▶ _Written request_: Identify each line holding the string "username" and copy it.

** START Data extract **

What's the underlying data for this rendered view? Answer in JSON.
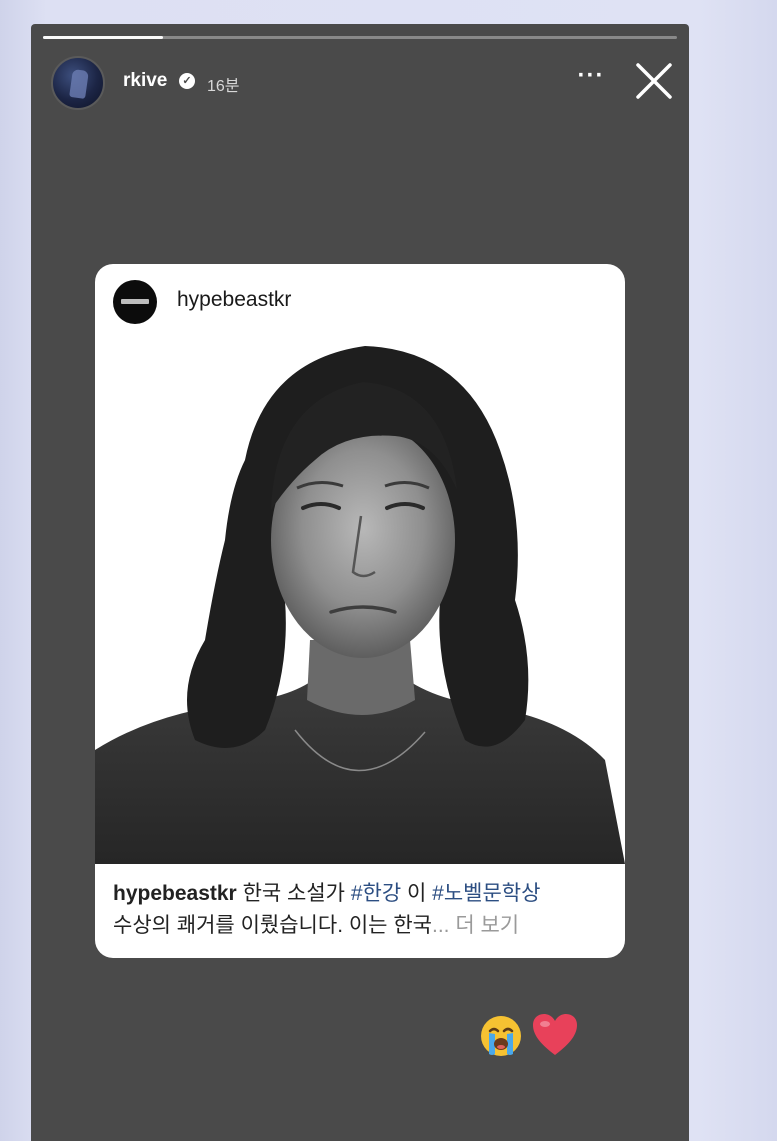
{
  "story": {
    "progress": 0.19,
    "username": "rkive",
    "verified_icon": "verified-badge-icon",
    "time": "16분",
    "more_icon": "more-horizontal-icon",
    "more_glyph": "···",
    "close_icon": "close-icon"
  },
  "shared_post": {
    "username": "hypebeastkr",
    "caption_user": "hypebeastkr",
    "caption_text_1": " 한국 소설가 ",
    "caption_tag_1": "#한강",
    "caption_text_2": " 이 ",
    "caption_tag_2": "#노벨문학상",
    "caption_line_2": "수상의 쾌거를 이뤘습니다. 이는 한국",
    "caption_more": "... 더 보기"
  },
  "stickers": {
    "emoji_1": "loudly-crying-face-icon",
    "emoji_2": "red-heart-icon"
  },
  "colors": {
    "story_bg": "#4a4a4a",
    "hashtag": "#2c4e82",
    "heart": "#e8415a"
  }
}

** END Data extract **

▶ _Solution_:
    "username": "rkive",
    "username": "hypebeastkr",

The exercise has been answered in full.